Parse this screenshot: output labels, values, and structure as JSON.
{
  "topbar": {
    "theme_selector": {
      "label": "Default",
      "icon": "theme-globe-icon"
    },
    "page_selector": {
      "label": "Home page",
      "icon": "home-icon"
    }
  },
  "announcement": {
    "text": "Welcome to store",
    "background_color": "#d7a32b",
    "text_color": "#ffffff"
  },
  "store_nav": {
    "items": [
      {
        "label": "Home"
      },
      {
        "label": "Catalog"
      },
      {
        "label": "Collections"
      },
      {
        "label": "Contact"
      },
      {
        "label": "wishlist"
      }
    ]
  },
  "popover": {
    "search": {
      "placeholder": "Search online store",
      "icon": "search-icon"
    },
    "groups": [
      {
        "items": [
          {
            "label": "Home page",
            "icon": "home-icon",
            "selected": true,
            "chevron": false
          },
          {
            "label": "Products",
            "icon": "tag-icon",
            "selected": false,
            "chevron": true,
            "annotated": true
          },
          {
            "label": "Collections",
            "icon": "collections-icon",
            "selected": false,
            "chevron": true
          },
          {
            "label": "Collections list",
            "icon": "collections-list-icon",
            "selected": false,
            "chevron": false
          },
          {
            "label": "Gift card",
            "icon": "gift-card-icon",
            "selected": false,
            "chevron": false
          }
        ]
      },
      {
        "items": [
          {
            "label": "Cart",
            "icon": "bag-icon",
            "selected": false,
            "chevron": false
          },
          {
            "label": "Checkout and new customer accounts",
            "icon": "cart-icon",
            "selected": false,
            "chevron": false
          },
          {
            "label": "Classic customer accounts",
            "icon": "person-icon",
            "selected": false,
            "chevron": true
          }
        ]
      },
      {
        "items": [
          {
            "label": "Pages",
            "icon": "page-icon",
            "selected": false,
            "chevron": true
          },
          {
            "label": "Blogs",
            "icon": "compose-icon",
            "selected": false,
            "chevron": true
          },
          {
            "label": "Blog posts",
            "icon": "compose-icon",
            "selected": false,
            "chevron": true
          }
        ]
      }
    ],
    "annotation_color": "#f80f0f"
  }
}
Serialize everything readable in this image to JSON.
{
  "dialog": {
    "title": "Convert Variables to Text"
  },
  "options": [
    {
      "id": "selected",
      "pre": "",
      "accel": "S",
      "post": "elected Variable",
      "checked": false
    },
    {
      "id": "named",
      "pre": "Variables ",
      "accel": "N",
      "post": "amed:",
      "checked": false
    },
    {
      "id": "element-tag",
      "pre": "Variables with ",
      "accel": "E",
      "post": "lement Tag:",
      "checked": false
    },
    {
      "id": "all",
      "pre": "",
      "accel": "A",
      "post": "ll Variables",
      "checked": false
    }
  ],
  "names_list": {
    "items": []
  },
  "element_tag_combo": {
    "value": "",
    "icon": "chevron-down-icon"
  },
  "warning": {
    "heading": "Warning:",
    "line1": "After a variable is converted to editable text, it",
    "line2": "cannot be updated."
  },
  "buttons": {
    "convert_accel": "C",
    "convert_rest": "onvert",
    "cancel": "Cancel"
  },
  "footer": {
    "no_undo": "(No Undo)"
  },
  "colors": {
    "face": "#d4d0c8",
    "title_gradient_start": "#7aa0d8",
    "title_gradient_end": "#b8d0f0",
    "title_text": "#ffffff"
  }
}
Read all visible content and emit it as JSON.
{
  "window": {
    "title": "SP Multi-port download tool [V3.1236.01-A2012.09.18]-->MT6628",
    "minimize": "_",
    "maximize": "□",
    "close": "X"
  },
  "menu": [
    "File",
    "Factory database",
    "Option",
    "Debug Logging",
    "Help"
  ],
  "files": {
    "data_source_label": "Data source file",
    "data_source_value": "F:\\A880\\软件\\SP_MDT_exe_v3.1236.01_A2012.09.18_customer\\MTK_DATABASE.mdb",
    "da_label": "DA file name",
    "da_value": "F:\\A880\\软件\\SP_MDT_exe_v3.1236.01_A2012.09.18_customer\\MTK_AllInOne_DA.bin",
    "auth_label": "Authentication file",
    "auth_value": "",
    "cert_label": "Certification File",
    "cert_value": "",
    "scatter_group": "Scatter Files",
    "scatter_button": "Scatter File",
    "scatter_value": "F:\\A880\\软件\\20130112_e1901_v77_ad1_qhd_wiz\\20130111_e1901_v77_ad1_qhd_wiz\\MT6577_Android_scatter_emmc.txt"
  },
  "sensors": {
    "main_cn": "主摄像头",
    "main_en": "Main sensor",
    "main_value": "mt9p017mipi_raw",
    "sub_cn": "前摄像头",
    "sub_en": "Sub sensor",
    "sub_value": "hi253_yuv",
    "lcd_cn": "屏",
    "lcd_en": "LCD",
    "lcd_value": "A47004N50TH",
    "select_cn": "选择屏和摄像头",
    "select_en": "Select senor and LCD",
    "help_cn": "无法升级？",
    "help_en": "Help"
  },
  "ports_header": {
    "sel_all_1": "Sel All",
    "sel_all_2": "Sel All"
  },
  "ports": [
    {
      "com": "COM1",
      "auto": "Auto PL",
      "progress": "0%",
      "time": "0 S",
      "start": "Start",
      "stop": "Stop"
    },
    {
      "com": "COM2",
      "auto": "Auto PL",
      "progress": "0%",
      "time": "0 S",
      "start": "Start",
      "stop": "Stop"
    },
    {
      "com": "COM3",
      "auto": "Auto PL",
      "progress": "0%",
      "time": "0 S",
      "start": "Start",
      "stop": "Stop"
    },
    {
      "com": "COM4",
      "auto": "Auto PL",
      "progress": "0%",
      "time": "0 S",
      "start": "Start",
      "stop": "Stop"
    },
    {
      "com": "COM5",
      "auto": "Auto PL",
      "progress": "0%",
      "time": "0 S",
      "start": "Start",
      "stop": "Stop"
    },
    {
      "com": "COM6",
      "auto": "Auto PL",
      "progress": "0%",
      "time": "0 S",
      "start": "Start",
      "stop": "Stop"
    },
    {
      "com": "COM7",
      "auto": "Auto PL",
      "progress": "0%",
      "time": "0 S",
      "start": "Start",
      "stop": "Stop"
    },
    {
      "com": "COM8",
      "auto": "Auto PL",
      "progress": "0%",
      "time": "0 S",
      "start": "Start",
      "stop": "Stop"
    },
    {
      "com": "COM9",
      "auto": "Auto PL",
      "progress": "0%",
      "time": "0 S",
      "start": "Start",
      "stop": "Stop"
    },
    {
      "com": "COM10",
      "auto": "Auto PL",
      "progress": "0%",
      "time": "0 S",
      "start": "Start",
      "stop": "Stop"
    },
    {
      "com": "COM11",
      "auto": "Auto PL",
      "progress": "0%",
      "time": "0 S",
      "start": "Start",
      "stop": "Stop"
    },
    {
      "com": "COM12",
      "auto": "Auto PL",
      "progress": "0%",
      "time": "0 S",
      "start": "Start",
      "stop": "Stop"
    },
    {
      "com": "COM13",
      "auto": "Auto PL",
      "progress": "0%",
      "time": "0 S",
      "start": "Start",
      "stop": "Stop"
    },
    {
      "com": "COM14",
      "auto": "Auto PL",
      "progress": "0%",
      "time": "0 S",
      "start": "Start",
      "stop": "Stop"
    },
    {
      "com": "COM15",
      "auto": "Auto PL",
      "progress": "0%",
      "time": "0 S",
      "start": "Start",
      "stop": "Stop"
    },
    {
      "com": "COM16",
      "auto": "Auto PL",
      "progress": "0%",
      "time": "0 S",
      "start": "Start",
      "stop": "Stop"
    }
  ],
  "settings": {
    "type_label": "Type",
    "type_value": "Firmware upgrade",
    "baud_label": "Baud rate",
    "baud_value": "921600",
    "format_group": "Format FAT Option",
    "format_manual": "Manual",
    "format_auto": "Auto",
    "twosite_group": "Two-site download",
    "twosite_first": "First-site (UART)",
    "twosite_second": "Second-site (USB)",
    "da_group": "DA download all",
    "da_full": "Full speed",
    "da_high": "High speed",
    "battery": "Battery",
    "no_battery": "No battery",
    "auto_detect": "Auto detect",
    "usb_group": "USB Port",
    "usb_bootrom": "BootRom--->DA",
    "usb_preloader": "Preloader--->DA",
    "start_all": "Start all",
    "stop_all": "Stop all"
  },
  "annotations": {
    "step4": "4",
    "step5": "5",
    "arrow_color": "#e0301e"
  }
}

▶ **GIVEN EXERCISE**
Work out the count of lines containing the word "JSON", then write only that count.

▶ **CORRECT ANSWER**
3